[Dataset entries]
|---|

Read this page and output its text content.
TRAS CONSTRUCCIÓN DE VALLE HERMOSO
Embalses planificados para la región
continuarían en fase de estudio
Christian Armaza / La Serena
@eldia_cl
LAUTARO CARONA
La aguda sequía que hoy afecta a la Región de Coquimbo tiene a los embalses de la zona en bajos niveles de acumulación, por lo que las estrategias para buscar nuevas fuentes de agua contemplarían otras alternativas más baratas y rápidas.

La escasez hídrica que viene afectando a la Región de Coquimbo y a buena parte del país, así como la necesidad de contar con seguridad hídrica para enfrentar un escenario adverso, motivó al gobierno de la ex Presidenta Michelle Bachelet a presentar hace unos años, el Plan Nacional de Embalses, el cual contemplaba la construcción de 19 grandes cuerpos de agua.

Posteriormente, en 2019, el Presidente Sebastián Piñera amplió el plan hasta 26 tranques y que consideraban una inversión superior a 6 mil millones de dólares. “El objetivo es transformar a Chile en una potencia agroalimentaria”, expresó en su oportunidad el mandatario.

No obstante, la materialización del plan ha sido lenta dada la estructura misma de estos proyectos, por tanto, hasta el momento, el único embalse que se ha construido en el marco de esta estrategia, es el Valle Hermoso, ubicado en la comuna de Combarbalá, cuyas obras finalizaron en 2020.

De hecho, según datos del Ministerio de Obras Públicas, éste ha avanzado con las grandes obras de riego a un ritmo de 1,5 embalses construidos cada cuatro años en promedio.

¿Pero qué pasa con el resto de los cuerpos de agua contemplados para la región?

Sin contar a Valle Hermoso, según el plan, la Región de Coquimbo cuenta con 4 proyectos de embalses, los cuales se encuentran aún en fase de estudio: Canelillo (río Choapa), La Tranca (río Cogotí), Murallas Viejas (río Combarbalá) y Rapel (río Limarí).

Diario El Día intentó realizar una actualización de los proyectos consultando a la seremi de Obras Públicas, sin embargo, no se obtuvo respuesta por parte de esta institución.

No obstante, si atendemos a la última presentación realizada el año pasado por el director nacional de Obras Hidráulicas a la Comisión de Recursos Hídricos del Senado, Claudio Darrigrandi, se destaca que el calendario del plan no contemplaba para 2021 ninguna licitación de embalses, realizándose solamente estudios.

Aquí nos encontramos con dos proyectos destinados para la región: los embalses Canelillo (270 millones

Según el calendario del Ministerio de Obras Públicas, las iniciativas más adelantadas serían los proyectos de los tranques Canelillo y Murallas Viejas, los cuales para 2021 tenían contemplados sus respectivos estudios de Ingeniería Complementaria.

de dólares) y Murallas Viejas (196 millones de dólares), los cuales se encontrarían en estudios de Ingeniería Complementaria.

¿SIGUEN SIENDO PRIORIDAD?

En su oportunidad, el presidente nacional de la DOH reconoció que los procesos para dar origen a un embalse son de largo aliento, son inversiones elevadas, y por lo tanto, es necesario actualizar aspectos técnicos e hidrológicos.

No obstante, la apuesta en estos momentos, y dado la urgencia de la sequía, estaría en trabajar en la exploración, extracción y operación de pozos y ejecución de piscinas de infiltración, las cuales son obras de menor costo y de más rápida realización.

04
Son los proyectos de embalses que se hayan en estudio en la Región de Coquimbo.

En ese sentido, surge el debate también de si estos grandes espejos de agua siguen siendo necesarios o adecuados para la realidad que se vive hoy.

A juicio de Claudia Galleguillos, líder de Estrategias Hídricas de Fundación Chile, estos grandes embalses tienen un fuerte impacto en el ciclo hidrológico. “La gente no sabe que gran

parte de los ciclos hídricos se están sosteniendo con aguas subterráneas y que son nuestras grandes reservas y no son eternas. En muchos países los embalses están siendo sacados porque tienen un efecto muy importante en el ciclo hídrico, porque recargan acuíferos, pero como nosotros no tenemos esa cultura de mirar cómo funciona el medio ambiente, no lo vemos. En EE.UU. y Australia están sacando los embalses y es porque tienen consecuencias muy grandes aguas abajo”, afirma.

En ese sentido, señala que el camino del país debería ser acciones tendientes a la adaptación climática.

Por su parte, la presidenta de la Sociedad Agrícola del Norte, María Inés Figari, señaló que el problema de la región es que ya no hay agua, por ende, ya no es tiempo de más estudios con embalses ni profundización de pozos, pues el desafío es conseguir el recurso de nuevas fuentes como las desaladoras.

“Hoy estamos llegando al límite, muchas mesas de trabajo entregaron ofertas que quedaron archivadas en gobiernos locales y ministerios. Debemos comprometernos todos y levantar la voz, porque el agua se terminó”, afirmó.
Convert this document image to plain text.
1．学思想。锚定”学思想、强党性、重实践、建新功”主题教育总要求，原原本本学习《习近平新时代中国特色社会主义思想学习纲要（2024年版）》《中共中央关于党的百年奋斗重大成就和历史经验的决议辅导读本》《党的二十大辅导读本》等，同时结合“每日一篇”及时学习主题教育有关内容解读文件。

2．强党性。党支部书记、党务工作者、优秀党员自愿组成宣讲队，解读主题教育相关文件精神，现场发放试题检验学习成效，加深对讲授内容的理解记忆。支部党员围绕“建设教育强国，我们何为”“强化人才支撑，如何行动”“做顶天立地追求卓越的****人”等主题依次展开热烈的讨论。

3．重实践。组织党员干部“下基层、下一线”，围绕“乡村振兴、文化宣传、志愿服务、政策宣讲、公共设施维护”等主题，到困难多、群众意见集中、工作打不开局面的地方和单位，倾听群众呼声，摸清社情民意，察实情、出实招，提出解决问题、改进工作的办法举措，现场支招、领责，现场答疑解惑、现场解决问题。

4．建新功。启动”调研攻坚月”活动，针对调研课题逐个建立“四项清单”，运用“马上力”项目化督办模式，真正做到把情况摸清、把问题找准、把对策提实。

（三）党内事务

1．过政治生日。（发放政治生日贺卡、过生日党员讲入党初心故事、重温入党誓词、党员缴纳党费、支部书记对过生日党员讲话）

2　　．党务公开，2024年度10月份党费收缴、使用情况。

|---|

▶ _What the exercise asks_: Extract every record and return it verbatim.

▶ _Output of the exercise_:
Read this page and output its text content.
TRAS CONSTRUCCIÓN DE VALLE HERMOSO
Embalses planificados para la región
continuarían en fase de estudio
Christian Armaza / La Serena
@eldia_cl
LAUTARO CARONA
La aguda sequía que hoy afecta a la Región de Coquimbo tiene a los embalses de la zona en bajos niveles de acumulación, por lo que las estrategias para buscar nuevas fuentes de agua contemplarían otras alternativas más baratas y rápidas.

La escasez hídrica que viene afectando a la Región de Coquimbo y a buena parte del país, así como la necesidad de contar con seguridad hídrica para enfrentar un escenario adverso, motivó al gobierno de la ex Presidenta Michelle Bachelet a presentar hace unos años, el Plan Nacional de Embalses, el cual contemplaba la construcción de 19 grandes cuerpos de agua.

Posteriormente, en 2019, el Presidente Sebastián Piñera amplió el plan hasta 26 tranques y que consideraban una inversión superior a 6 mil millones de dólares. “El objetivo es transformar a Chile en una potencia agroalimentaria”, expresó en su oportunidad el mandatario.

No obstante, la materialización del plan ha sido lenta dada la estructura misma de estos proyectos, por tanto, hasta el momento, el único embalse que se ha construido en el marco de esta estrategia, es el Valle Hermoso, ubicado en la comuna de Combarbalá, cuyas obras finalizaron en 2020.

De hecho, según datos del Ministerio de Obras Públicas, éste ha avanzado con las grandes obras de riego a un ritmo de 1,5 embalses construidos cada cuatro años en promedio.

¿Pero qué pasa con el resto de los cuerpos de agua contemplados para la región?

Sin contar a Valle Hermoso, según el plan, la Región de Coquimbo cuenta con 4 proyectos de embalses, los cuales se encuentran aún en fase de estudio: Canelillo (río Choapa), La Tranca (río Cogotí), Murallas Viejas (río Combarbalá) y Rapel (río Limarí).

Diario El Día intentó realizar una actualización de los proyectos consultando a la seremi de Obras Públicas, sin embargo, no se obtuvo respuesta por parte de esta institución.

No obstante, si atendemos a la última presentación realizada el año pasado por el director nacional de Obras Hidráulicas a la Comisión de Recursos Hídricos del Senado, Claudio Darrigrandi, se destaca que el calendario del plan no contemplaba para 2021 ninguna licitación de embalses, realizándose solamente estudios.

Aquí nos encontramos con dos proyectos destinados para la región: los embalses Canelillo (270 millones

Según el calendario del Ministerio de Obras Públicas, las iniciativas más adelantadas serían los proyectos de los tranques Canelillo y Murallas Viejas, los cuales para 2021 tenían contemplados sus respectivos estudios de Ingeniería Complementaria.

de dólares) y Murallas Viejas (196 millones de dólares), los cuales se encontrarían en estudios de Ingeniería Complementaria.

¿SIGUEN SIENDO PRIORIDAD?

En su oportunidad, el presidente nacional de la DOH reconoció que los procesos para dar origen a un embalse son de largo aliento, son inversiones elevadas, y por lo tanto, es necesario actualizar aspectos técnicos e hidrológicos.

No obstante, la apuesta en estos momentos, y dado la urgencia de la sequía, estaría en trabajar en la exploración, extracción y operación de pozos y ejecución de piscinas de infiltración, las cuales son obras de menor costo y de más rápida realización.

04
Son los proyectos de embalses que se hayan en estudio en la Región de Coquimbo.

En ese sentido, surge el debate también de si estos grandes espejos de agua siguen siendo necesarios o adecuados para la realidad que se vive hoy.

A juicio de Claudia Galleguillos, líder de Estrategias Hídricas de Fundación Chile, estos grandes embalses tienen un fuerte impacto en el ciclo hidrológico. “La gente no sabe que gran

parte de los ciclos hídricos se están sosteniendo con aguas subterráneas y que son nuestras grandes reservas y no son eternas. En muchos países los embalses están siendo sacados porque tienen un efecto muy importante en el ciclo hídrico, porque recargan acuíferos, pero como nosotros no tenemos esa cultura de mirar cómo funciona el medio ambiente, no lo vemos. En EE.UU. y Australia están sacando los embalses y es porque tienen consecuencias muy grandes aguas abajo”, afirma.

En ese sentido, señala que el camino del país debería ser acciones tendientes a la adaptación climática.

Por su parte, la presidenta de la Sociedad Agrícola del Norte, María Inés Figari, señaló que el problema de la región es que ya no hay agua, por ende, ya no es tiempo de más estudios con embalses ni profundización de pozos, pues el desafío es conseguir el recurso de nuevas fuentes como las desaladoras.

“Hoy estamos llegando al límite, muchas mesas de trabajo entregaron ofertas que quedaron archivadas en gobiernos locales y ministerios. Debemos comprometernos todos y levantar la voz, porque el agua se terminó”, afirmó.
Convert this document image to plain text.
1．学思想。锚定”学思想、强党性、重实践、建新功”主题教育总要求，原原本本学习《习近平新时代中国特色社会主义思想学习纲要（2024年版）》《中共中央关于党的百年奋斗重大成就和历史经验的决议辅导读本》《党的二十大辅导读本》等，同时结合“每日一篇”及时学习主题教育有关内容解读文件。

2．强党性。党支部书记、党务工作者、优秀党员自愿组成宣讲队，解读主题教育相关文件精神，现场发放试题检验学习成效，加深对讲授内容的理解记忆。支部党员围绕“建设教育强国，我们何为”“强化人才支撑，如何行动”“做顶天立地追求卓越的****人”等主题依次展开热烈的讨论。

3．重实践。组织党员干部“下基层、下一线”，围绕“乡村振兴、文化宣传、志愿服务、政策宣讲、公共设施维护”等主题，到困难多、群众意见集中、工作打不开局面的地方和单位，倾听群众呼声，摸清社情民意，察实情、出实招，提出解决问题、改进工作的办法举措，现场支招、领责，现场答疑解惑、现场解决问题。

4．建新功。启动”调研攻坚月”活动，针对调研课题逐个建立“四项清单”，运用“马上力”项目化督办模式，真正做到把情况摸清、把问题找准、把对策提实。

（三）党内事务

1．过政治生日。（发放政治生日贺卡、过生日党员讲入党初心故事、重温入党誓词、党员缴纳党费、支部书记对过生日党员讲话）

2　　．党务公开，2024年度10月份党费收缴、使用情况。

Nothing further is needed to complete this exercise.